Rows from a dataset:
BEGIN
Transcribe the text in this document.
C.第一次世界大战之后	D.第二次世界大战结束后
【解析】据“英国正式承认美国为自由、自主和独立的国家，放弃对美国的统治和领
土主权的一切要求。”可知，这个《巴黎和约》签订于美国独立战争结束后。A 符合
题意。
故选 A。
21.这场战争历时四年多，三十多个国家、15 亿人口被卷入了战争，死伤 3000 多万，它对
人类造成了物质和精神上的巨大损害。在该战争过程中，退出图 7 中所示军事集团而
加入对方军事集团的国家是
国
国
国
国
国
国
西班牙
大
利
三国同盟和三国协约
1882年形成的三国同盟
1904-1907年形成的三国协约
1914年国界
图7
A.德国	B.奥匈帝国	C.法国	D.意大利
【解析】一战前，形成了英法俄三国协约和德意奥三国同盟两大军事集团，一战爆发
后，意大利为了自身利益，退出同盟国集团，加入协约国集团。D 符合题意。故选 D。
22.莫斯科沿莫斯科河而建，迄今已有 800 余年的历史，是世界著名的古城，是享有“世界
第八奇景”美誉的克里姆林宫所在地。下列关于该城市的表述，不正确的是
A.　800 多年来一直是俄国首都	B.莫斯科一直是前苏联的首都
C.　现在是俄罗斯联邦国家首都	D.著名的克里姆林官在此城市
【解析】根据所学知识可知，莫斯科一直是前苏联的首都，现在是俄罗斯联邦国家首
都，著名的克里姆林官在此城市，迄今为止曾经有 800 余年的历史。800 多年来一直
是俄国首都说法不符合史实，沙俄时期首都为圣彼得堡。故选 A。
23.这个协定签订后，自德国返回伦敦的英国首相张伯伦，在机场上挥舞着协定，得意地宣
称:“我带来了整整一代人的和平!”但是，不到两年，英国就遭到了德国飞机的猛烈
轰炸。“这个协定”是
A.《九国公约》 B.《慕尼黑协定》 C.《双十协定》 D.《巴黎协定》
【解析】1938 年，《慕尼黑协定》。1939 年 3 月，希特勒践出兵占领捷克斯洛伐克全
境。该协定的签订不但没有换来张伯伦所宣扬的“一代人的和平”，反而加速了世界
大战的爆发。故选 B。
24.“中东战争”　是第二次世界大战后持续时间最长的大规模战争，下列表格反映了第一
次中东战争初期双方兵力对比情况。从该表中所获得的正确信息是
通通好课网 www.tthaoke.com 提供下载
END
BEGIN
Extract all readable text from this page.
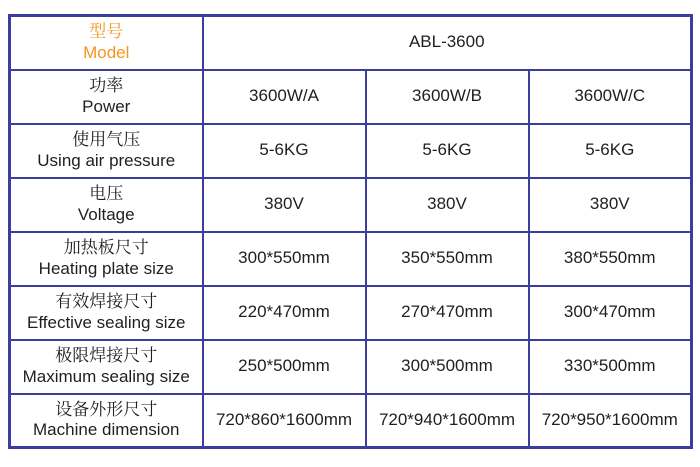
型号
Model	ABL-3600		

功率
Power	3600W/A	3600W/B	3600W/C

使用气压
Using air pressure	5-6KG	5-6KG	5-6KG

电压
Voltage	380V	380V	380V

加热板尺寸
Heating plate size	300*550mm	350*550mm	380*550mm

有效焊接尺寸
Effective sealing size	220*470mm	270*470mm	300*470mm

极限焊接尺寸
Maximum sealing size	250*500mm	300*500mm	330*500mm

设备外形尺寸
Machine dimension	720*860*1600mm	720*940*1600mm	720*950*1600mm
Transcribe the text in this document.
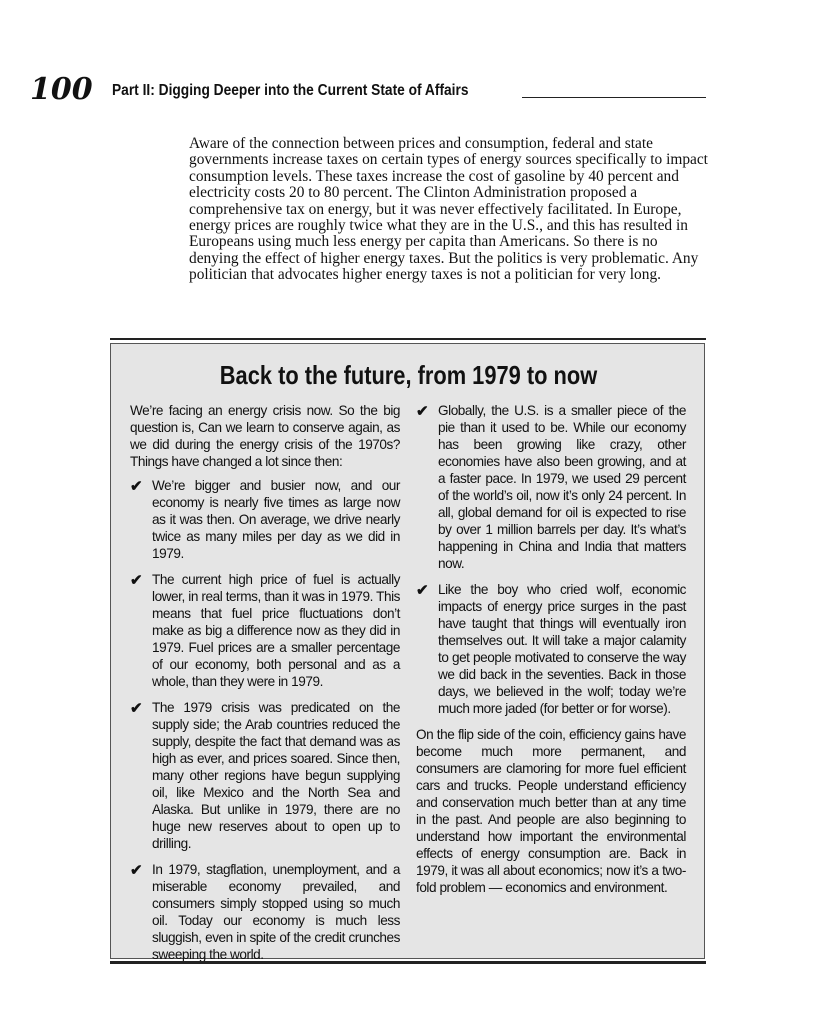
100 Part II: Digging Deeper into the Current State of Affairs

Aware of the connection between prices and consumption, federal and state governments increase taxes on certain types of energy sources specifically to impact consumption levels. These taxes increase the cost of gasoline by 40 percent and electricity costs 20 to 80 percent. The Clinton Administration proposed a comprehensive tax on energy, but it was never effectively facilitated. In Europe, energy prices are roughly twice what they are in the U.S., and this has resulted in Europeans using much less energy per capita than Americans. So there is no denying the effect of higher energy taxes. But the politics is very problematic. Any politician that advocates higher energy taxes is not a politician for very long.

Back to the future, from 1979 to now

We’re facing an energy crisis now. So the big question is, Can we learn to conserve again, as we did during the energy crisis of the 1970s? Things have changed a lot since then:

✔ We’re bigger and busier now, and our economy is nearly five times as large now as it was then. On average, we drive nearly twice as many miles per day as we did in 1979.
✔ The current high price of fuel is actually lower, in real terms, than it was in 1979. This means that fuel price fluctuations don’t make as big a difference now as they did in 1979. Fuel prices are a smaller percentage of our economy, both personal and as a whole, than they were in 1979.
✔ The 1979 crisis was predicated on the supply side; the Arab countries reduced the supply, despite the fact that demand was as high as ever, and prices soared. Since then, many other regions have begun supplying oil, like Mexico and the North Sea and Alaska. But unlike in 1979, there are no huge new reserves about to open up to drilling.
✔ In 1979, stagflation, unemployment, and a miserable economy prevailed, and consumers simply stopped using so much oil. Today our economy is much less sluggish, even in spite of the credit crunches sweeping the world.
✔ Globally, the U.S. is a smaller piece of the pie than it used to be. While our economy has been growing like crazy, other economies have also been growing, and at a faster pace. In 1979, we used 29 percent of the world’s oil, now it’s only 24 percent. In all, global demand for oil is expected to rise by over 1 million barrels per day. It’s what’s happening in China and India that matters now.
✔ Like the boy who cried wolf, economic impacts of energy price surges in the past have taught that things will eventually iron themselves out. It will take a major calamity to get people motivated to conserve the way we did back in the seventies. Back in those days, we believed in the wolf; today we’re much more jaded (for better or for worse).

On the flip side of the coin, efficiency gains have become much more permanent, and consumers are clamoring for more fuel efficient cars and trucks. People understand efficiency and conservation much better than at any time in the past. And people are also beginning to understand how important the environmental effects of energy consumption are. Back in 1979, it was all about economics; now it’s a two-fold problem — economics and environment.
END
BEGIN
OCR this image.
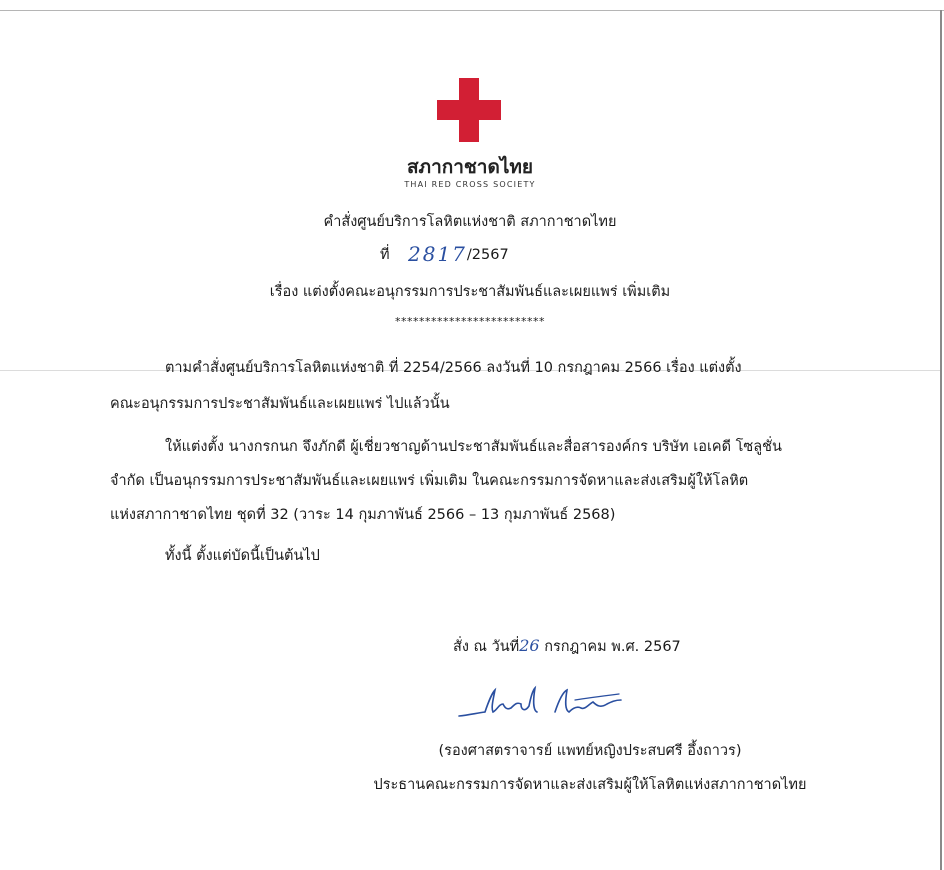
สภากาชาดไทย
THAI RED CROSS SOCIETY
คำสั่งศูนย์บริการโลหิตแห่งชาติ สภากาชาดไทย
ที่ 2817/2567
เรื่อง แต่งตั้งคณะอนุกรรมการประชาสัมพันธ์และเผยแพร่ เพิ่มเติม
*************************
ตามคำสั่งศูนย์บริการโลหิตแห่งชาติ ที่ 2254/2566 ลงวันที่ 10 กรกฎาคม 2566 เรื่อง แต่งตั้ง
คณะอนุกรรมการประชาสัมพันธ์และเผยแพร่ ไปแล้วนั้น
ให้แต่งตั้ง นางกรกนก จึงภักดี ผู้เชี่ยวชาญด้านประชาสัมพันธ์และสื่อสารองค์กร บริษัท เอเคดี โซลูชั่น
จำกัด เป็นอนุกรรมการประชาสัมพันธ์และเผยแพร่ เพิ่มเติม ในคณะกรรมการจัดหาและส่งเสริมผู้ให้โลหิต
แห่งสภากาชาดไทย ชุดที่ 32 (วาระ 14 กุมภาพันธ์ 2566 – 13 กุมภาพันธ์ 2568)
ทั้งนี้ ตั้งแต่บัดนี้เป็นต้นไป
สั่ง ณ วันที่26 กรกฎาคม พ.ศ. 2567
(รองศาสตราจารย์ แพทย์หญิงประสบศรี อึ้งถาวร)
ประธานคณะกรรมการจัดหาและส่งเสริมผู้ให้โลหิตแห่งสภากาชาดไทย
END
SHORT PROBLEM: Going through the records above, state how many lines carry "กรกฎาคม", with no other text.

WRITTEN REPLY: 2